───── Data for processing

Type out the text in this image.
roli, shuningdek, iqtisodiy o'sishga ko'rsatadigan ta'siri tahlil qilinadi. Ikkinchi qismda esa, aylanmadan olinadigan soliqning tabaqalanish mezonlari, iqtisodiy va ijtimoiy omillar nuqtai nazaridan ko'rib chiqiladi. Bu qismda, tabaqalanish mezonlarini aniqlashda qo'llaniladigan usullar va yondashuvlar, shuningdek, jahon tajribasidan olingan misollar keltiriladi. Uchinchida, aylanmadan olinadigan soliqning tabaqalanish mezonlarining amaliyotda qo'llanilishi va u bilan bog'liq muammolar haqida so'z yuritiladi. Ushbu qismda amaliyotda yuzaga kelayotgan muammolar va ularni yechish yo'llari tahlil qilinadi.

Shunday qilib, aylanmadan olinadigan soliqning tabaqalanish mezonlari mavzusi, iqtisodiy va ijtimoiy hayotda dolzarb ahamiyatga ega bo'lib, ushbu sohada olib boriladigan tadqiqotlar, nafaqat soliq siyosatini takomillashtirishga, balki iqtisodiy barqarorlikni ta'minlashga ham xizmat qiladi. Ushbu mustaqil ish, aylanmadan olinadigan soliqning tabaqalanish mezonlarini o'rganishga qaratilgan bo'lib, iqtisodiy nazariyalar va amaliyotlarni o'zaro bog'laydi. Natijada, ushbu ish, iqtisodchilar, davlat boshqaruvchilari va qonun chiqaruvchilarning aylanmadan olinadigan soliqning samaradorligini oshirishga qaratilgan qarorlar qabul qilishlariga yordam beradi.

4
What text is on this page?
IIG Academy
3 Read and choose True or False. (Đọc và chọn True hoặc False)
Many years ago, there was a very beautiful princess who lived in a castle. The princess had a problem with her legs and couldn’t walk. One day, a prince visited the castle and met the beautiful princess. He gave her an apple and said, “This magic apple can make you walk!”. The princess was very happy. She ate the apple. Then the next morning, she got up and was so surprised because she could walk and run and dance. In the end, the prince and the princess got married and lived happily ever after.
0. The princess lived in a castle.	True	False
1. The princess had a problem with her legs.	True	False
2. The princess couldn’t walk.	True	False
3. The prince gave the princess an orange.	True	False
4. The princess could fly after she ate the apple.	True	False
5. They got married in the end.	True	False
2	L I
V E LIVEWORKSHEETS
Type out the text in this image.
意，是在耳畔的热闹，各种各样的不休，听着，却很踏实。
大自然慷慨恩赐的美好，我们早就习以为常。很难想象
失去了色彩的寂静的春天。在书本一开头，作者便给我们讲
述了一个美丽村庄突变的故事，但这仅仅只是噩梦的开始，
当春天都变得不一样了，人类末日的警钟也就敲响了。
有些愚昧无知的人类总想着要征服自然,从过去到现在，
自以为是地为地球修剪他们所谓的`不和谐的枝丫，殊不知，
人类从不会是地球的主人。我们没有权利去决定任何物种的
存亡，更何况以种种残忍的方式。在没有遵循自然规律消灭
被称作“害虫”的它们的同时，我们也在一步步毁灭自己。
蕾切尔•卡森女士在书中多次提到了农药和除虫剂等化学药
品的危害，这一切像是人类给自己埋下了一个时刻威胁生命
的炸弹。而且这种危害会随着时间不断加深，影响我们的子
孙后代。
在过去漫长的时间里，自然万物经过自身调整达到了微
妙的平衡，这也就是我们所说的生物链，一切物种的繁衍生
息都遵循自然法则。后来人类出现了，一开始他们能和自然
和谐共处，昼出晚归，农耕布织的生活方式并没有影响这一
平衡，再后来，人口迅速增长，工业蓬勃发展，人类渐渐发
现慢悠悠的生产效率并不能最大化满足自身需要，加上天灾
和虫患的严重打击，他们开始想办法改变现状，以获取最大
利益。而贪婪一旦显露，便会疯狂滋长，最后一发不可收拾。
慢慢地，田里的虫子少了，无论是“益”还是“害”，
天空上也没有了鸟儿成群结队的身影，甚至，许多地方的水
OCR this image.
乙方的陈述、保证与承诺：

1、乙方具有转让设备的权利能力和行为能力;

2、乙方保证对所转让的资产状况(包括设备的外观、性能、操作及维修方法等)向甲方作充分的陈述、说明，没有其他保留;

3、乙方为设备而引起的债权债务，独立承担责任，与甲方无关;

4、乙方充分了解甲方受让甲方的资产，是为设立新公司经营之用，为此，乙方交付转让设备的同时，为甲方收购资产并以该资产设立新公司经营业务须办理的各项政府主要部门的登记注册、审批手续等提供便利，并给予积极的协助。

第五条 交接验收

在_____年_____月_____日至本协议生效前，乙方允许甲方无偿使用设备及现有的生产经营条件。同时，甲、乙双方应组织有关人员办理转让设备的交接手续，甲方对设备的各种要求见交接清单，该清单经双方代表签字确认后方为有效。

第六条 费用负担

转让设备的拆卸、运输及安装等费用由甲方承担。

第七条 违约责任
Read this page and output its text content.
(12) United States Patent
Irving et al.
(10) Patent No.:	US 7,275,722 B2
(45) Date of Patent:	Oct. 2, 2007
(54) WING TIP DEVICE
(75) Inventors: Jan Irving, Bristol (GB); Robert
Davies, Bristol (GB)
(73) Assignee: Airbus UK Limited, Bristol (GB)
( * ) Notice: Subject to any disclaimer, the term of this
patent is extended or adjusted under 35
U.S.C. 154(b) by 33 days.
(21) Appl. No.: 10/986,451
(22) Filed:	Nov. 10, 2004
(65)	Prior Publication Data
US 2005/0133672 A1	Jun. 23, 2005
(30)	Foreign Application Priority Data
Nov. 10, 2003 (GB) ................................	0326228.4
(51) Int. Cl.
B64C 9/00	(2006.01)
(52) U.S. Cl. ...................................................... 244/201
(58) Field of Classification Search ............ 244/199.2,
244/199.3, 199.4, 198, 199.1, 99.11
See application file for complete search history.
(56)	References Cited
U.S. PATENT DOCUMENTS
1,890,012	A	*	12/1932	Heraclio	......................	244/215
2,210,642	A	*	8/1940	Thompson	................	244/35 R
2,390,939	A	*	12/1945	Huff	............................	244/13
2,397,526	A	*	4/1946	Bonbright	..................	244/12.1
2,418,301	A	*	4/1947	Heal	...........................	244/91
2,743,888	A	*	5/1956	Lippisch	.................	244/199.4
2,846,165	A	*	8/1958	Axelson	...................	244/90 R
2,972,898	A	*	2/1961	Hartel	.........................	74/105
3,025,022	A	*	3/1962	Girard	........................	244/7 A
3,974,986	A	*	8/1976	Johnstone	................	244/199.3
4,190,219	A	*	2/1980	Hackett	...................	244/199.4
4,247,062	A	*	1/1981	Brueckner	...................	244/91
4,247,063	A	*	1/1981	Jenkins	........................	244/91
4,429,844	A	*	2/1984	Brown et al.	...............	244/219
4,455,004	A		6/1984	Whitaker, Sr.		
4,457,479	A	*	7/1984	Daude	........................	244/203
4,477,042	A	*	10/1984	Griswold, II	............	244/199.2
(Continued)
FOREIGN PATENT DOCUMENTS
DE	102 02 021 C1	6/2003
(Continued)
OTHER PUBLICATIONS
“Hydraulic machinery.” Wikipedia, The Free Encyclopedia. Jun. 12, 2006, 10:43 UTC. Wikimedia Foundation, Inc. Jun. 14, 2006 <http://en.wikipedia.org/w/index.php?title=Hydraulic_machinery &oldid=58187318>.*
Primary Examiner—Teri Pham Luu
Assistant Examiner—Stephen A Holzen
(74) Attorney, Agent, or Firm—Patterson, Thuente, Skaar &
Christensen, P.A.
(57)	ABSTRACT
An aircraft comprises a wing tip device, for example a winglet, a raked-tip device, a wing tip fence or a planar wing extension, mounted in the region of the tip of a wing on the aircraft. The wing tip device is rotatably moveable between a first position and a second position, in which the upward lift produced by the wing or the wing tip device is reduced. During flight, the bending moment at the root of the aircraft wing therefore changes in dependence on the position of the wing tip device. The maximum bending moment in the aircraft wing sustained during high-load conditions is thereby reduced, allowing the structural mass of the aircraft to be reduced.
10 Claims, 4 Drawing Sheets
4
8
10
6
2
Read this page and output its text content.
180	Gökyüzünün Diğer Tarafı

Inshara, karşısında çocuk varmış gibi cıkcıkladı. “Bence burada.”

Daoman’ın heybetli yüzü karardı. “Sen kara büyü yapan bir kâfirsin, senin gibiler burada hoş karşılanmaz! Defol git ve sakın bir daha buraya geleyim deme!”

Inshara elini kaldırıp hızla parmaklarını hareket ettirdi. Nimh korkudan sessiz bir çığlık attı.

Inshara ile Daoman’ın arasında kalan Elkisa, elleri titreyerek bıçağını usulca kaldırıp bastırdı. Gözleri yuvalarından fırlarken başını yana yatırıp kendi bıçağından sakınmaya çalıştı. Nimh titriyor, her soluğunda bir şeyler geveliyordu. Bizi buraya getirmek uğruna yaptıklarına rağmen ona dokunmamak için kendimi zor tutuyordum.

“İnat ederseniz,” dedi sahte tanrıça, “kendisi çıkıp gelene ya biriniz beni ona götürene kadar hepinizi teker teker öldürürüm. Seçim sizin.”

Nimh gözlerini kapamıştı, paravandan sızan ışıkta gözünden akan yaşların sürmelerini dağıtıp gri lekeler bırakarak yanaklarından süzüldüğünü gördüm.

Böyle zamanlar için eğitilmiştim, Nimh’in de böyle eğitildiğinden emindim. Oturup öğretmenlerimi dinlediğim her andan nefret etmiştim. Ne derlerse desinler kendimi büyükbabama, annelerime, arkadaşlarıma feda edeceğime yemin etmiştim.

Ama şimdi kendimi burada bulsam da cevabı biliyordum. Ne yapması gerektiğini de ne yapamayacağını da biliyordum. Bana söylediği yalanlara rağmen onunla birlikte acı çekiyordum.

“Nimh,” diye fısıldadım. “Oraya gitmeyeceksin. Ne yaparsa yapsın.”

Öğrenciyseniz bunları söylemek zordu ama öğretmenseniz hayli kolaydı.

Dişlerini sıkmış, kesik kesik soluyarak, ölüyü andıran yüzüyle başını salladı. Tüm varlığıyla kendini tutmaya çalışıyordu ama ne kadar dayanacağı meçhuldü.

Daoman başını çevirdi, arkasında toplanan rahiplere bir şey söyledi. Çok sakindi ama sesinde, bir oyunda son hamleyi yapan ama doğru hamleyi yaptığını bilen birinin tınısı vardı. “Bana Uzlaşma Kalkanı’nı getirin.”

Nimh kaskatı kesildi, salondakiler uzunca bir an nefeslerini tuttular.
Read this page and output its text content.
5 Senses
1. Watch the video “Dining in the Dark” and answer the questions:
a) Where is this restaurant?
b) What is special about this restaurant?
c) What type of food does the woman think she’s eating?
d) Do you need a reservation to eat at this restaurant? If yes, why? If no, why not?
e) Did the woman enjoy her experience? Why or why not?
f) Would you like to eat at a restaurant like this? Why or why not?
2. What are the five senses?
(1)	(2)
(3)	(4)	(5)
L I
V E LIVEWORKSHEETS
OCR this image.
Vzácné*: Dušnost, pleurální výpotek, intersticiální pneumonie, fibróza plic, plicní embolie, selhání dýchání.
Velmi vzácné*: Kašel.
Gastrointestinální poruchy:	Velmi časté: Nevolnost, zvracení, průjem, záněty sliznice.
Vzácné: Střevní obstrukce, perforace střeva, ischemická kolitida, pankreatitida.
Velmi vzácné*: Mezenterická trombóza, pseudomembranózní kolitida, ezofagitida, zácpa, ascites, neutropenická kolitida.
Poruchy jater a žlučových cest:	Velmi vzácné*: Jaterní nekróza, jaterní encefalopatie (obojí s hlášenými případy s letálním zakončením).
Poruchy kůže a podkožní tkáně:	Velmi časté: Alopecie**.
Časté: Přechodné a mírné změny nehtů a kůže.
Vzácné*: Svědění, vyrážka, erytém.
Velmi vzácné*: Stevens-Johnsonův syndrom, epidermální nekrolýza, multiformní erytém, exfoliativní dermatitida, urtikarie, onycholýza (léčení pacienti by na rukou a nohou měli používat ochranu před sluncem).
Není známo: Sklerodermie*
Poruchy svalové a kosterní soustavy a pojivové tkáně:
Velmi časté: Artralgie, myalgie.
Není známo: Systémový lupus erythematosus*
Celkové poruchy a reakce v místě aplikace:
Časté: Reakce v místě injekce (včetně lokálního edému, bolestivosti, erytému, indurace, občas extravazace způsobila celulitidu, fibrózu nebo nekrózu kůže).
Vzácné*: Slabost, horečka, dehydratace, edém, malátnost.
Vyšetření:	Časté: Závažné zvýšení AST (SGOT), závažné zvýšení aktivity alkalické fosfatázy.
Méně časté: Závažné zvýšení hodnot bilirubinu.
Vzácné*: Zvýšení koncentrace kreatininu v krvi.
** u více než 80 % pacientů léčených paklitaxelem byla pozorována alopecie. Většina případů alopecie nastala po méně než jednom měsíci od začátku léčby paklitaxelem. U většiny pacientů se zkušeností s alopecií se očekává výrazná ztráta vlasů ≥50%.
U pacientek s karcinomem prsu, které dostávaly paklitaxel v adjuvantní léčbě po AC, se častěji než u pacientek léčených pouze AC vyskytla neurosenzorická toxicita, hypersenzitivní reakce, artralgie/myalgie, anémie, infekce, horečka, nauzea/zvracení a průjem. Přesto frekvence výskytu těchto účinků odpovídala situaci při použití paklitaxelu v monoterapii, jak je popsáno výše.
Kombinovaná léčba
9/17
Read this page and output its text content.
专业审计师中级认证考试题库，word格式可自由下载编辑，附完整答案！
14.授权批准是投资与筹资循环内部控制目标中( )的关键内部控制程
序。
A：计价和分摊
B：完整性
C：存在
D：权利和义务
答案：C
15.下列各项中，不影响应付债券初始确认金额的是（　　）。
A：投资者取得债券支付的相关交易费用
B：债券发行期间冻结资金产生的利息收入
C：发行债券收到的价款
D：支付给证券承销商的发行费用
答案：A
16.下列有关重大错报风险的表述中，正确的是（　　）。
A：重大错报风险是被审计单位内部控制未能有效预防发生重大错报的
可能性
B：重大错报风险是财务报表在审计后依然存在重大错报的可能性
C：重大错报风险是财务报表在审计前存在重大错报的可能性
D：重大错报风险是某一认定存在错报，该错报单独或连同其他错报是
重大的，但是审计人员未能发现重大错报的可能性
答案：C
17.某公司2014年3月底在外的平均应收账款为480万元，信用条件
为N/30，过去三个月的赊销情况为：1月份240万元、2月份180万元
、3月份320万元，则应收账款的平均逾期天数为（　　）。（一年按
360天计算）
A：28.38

──────────

**Challenge**
Every line above that contains the word "Irving" should be reported.

**Solution**
Irving et al.
(75) Inventors: Jan Irving, Bristol (GB); Robert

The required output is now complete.